- **Given request**:
Copy out every line of the data exactly.

╭─ Records for this task

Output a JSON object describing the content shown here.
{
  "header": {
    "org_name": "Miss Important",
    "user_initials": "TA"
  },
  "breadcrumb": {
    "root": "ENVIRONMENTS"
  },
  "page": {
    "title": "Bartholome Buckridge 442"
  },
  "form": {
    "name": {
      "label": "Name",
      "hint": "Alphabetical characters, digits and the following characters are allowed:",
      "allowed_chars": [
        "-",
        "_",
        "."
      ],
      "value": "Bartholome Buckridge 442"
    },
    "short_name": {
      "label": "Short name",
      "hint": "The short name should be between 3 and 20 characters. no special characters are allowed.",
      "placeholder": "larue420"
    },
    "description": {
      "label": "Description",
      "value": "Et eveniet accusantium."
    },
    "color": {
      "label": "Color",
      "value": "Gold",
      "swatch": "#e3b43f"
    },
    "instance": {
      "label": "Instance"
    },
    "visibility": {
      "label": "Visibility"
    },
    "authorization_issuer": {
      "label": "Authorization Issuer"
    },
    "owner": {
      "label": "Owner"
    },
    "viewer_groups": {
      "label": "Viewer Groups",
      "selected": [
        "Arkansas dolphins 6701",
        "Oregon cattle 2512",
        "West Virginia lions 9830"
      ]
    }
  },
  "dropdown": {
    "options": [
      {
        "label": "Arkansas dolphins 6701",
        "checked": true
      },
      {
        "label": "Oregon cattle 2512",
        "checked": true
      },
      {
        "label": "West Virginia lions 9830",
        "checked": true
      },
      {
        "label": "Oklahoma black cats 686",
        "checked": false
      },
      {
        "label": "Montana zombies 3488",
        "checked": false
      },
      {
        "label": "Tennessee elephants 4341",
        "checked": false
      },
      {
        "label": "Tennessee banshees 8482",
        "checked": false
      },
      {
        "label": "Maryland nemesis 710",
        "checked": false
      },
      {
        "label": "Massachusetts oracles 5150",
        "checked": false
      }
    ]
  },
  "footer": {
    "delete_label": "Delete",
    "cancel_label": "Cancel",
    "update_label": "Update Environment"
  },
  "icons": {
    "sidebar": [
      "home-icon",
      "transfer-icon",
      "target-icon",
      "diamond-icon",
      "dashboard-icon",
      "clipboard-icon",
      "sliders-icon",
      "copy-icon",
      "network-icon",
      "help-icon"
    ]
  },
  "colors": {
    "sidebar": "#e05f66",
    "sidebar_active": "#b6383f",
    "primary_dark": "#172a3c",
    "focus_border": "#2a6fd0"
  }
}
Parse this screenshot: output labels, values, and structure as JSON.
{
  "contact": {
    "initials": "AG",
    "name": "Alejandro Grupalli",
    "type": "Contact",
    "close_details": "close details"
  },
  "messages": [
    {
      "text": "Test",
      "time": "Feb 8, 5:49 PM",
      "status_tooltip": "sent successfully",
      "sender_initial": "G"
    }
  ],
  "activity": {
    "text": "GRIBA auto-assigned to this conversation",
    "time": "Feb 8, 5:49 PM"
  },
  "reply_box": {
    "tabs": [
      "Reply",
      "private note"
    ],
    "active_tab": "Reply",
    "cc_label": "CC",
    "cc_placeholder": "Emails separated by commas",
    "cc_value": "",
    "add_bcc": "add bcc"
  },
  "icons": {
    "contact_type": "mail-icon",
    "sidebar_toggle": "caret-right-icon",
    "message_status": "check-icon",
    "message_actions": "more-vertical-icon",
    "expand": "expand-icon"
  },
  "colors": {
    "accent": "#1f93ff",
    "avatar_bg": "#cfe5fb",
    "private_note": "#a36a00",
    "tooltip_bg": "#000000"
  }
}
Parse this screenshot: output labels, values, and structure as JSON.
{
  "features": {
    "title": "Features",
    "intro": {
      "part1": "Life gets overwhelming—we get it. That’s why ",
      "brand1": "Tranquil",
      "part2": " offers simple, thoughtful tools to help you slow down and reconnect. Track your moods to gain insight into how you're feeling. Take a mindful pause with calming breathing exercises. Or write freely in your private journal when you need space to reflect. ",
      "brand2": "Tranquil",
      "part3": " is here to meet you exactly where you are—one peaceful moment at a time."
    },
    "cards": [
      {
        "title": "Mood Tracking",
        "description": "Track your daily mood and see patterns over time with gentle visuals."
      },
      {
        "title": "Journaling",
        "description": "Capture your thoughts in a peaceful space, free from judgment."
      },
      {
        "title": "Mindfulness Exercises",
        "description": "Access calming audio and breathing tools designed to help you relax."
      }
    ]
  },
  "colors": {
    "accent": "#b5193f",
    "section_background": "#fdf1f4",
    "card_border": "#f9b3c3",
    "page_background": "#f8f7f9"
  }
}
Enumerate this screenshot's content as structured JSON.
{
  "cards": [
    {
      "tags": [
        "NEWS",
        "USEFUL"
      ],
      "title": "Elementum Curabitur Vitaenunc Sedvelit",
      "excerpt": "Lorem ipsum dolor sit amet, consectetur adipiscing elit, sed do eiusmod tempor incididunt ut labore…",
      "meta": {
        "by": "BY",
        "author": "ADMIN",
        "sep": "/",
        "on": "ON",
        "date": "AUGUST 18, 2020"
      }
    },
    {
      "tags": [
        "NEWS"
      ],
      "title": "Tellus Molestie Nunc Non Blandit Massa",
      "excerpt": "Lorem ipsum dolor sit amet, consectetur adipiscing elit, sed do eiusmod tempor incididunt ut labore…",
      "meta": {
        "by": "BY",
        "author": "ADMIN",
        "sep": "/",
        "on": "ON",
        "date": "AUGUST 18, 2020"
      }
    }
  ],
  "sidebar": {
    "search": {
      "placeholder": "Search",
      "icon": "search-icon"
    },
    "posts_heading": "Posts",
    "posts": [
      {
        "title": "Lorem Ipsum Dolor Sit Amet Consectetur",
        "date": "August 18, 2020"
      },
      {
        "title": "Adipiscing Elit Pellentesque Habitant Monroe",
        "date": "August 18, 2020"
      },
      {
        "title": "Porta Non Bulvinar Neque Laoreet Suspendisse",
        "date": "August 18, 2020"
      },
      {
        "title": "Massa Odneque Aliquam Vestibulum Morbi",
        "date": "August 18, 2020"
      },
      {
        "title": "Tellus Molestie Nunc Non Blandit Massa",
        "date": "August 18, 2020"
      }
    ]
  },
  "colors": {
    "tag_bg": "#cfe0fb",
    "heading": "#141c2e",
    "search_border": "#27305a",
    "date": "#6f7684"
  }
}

╰─

- **Exercise answer**:
Output a JSON object describing the content shown here.
{
  "header": {
    "org_name": "Miss Important",
    "user_initials": "TA"
  },
  "breadcrumb": {
    "root": "ENVIRONMENTS"
  },
  "page": {
    "title": "Bartholome Buckridge 442"
  },
  "form": {
    "name": {
      "label": "Name",
      "hint": "Alphabetical characters, digits and the following characters are allowed:",
      "allowed_chars": [
        "-",
        "_",
        "."
      ],
      "value": "Bartholome Buckridge 442"
    },
    "short_name": {
      "label": "Short name",
      "hint": "The short name should be between 3 and 20 characters. no special characters are allowed.",
      "placeholder": "larue420"
    },
    "description": {
      "label": "Description",
      "value": "Et eveniet accusantium."
    },
    "color": {
      "label": "Color",
      "value": "Gold",
      "swatch": "#e3b43f"
    },
    "instance": {
      "label": "Instance"
    },
    "visibility": {
      "label": "Visibility"
    },
    "authorization_issuer": {
      "label": "Authorization Issuer"
    },
    "owner": {
      "label": "Owner"
    },
    "viewer_groups": {
      "label": "Viewer Groups",
      "selected": [
        "Arkansas dolphins 6701",
        "Oregon cattle 2512",
        "West Virginia lions 9830"
      ]
    }
  },
  "dropdown": {
    "options": [
      {
        "label": "Arkansas dolphins 6701",
        "checked": true
      },
      {
        "label": "Oregon cattle 2512",
        "checked": true
      },
      {
        "label": "West Virginia lions 9830",
        "checked": true
      },
      {
        "label": "Oklahoma black cats 686",
        "checked": false
      },
      {
        "label": "Montana zombies 3488",
        "checked": false
      },
      {
        "label": "Tennessee elephants 4341",
        "checked": false
      },
      {
        "label": "Tennessee banshees 8482",
        "checked": false
      },
      {
        "label": "Maryland nemesis 710",
        "checked": false
      },
      {
        "label": "Massachusetts oracles 5150",
        "checked": false
      }
    ]
  },
  "footer": {
    "delete_label": "Delete",
    "cancel_label": "Cancel",
    "update_label": "Update Environment"
  },
  "icons": {
    "sidebar": [
      "home-icon",
      "transfer-icon",
      "target-icon",
      "diamond-icon",
      "dashboard-icon",
      "clipboard-icon",
      "sliders-icon",
      "copy-icon",
      "network-icon",
      "help-icon"
    ]
  },
  "colors": {
    "sidebar": "#e05f66",
    "sidebar_active": "#b6383f",
    "primary_dark": "#172a3c",
    "focus_border": "#2a6fd0"
  }
}
Parse this screenshot: output labels, values, and structure as JSON.
{
  "contact": {
    "initials": "AG",
    "name": "Alejandro Grupalli",
    "type": "Contact",
    "close_details": "close details"
  },
  "messages": [
    {
      "text": "Test",
      "time": "Feb 8, 5:49 PM",
      "status_tooltip": "sent successfully",
      "sender_initial": "G"
    }
  ],
  "activity": {
    "text": "GRIBA auto-assigned to this conversation",
    "time": "Feb 8, 5:49 PM"
  },
  "reply_box": {
    "tabs": [
      "Reply",
      "private note"
    ],
    "active_tab": "Reply",
    "cc_label": "CC",
    "cc_placeholder": "Emails separated by commas",
    "cc_value": "",
    "add_bcc": "add bcc"
  },
  "icons": {
    "contact_type": "mail-icon",
    "sidebar_toggle": "caret-right-icon",
    "message_status": "check-icon",
    "message_actions": "more-vertical-icon",
    "expand": "expand-icon"
  },
  "colors": {
    "accent": "#1f93ff",
    "avatar_bg": "#cfe5fb",
    "private_note": "#a36a00",
    "tooltip_bg": "#000000"
  }
}
Parse this screenshot: output labels, values, and structure as JSON.
{
  "features": {
    "title": "Features",
    "intro": {
      "part1": "Life gets overwhelming—we get it. That’s why ",
      "brand1": "Tranquil",
      "part2": " offers simple, thoughtful tools to help you slow down and reconnect. Track your moods to gain insight into how you're feeling. Take a mindful pause with calming breathing exercises. Or write freely in your private journal when you need space to reflect. ",
      "brand2": "Tranquil",
      "part3": " is here to meet you exactly where you are—one peaceful moment at a time."
    },
    "cards": [
      {
        "title": "Mood Tracking",
        "description": "Track your daily mood and see patterns over time with gentle visuals."
      },
      {
        "title": "Journaling",
        "description": "Capture your thoughts in a peaceful space, free from judgment."
      },
      {
        "title": "Mindfulness Exercises",
        "description": "Access calming audio and breathing tools designed to help you relax."
      }
    ]
  },
  "colors": {
    "accent": "#b5193f",
    "section_background": "#fdf1f4",
    "card_border": "#f9b3c3",
    "page_background": "#f8f7f9"
  }
}
Enumerate this screenshot's content as structured JSON.
{
  "cards": [
    {
      "tags": [
        "NEWS",
        "USEFUL"
      ],
      "title": "Elementum Curabitur Vitaenunc Sedvelit",
      "excerpt": "Lorem ipsum dolor sit amet, consectetur adipiscing elit, sed do eiusmod tempor incididunt ut labore…",
      "meta": {
        "by": "BY",
        "author": "ADMIN",
        "sep": "/",
        "on": "ON",
        "date": "AUGUST 18, 2020"
      }
    },
    {
      "tags": [
        "NEWS"
      ],
      "title": "Tellus Molestie Nunc Non Blandit Massa",
      "excerpt": "Lorem ipsum dolor sit amet, consectetur adipiscing elit, sed do eiusmod tempor incididunt ut labore…",
      "meta": {
        "by": "BY",
        "author": "ADMIN",
        "sep": "/",
        "on": "ON",
        "date": "AUGUST 18, 2020"
      }
    }
  ],
  "sidebar": {
    "search": {
      "placeholder": "Search",
      "icon": "search-icon"
    },
    "posts_heading": "Posts",
    "posts": [
      {
        "title": "Lorem Ipsum Dolor Sit Amet Consectetur",
        "date": "August 18, 2020"
      },
      {
        "title": "Adipiscing Elit Pellentesque Habitant Monroe",
        "date": "August 18, 2020"
      },
      {
        "title": "Porta Non Bulvinar Neque Laoreet Suspendisse",
        "date": "August 18, 2020"
      },
      {
        "title": "Massa Odneque Aliquam Vestibulum Morbi",
        "date": "August 18, 2020"
      },
      {
        "title": "Tellus Molestie Nunc Non Blandit Massa",
        "date": "August 18, 2020"
      }
    ]
  },
  "colors": {
    "tag_bg": "#cfe0fb",
    "heading": "#141c2e",
    "search_border": "#27305a",
    "date": "#6f7684"
  }
}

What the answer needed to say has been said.